● **What you are asked to do**
Select lines where the word "left" appears.

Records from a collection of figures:
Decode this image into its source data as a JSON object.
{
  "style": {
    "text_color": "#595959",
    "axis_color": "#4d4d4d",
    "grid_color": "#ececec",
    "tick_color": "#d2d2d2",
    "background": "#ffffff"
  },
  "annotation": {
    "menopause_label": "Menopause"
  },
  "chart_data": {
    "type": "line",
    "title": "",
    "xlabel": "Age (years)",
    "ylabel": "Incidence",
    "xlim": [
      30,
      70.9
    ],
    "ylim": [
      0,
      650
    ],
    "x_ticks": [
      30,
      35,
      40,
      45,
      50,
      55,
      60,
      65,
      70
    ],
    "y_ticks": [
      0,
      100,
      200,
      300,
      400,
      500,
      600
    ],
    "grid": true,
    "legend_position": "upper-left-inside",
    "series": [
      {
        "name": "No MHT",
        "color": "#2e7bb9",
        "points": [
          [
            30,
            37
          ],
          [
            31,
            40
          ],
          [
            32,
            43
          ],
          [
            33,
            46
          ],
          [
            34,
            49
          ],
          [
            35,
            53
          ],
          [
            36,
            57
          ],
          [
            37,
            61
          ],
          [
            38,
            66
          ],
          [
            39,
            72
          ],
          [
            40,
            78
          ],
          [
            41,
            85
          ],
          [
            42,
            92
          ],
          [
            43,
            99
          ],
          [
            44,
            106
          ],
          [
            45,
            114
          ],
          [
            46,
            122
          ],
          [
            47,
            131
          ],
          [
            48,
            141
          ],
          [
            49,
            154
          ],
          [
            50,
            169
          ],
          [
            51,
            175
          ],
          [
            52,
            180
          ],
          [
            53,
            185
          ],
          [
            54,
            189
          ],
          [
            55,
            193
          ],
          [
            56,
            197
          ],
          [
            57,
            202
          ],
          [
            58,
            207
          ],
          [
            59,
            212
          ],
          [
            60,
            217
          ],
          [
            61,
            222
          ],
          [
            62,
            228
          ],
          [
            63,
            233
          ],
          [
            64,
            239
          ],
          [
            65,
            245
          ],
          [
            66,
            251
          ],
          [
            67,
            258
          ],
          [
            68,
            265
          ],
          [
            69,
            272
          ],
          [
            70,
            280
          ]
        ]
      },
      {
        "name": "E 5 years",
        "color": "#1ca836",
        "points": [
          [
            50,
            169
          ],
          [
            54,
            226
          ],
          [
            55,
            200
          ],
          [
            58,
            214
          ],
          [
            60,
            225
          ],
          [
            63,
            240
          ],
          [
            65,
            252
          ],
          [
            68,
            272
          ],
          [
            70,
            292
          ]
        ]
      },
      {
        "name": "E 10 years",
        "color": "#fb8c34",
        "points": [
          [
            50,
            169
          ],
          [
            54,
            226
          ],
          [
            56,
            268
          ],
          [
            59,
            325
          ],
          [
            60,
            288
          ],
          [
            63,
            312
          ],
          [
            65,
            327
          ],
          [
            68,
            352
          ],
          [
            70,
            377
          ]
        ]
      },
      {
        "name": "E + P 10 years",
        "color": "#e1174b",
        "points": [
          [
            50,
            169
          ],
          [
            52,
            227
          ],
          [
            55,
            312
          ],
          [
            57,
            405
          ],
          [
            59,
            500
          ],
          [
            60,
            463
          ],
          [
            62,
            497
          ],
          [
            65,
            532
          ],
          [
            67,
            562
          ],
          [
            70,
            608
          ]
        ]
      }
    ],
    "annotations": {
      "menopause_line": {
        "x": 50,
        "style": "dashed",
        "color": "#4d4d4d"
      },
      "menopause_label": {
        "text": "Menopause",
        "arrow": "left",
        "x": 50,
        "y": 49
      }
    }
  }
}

● **Response below**
    "legend_position": "upper-left-inside",
        "arrow": "left",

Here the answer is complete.